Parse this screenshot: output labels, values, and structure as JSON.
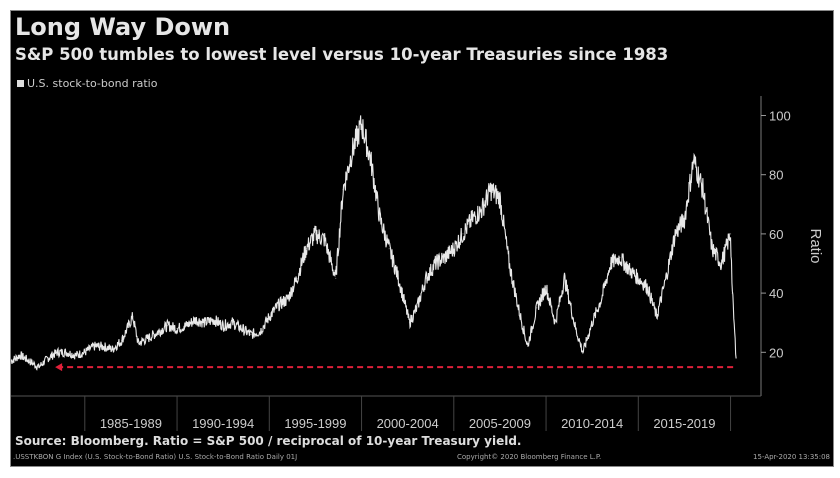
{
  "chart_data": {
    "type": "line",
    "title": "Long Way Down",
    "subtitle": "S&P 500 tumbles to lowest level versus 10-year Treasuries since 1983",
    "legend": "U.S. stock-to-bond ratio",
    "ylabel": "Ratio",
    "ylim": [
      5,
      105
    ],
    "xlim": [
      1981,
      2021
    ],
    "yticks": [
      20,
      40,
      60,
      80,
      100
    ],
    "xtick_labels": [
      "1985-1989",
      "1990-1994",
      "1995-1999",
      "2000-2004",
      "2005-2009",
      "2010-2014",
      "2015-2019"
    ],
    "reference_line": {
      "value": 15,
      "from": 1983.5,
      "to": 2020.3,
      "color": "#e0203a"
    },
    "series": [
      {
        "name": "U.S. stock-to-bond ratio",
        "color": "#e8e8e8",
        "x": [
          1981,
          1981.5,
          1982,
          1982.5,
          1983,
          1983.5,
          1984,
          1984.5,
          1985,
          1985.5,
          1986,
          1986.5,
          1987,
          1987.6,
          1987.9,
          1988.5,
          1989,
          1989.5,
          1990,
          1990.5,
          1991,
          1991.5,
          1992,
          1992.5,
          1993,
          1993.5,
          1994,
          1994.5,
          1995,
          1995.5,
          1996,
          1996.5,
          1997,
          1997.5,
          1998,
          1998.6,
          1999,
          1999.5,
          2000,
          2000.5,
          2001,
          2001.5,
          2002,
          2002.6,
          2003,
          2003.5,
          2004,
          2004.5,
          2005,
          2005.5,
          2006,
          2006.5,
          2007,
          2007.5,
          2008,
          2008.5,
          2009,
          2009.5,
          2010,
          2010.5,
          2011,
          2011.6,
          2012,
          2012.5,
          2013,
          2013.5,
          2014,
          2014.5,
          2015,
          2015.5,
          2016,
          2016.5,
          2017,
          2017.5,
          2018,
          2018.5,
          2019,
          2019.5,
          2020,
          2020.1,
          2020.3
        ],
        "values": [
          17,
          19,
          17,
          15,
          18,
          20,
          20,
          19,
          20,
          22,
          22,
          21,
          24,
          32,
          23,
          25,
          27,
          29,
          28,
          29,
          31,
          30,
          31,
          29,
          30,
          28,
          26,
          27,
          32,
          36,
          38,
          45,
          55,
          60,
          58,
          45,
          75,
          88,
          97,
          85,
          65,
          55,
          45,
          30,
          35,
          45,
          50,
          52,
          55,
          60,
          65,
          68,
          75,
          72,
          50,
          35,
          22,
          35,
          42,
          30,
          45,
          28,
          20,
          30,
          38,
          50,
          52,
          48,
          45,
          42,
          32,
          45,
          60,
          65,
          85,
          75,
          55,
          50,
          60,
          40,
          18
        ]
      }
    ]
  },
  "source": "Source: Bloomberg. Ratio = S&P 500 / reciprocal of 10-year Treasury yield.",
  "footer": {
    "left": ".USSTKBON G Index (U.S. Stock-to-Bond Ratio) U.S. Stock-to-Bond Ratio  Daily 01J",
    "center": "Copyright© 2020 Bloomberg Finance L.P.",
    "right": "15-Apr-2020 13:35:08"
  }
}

+===+

WHAT IS ASKED
Return every line above in which the string "Bloomberg" occurs.

WRITTEN REPLY
  "source": "Source: Bloomberg. Ratio = S&P 500 / reciprocal of 10-year Treasury yield.",
    "center": "Copyright© 2020 Bloomberg Finance L.P.",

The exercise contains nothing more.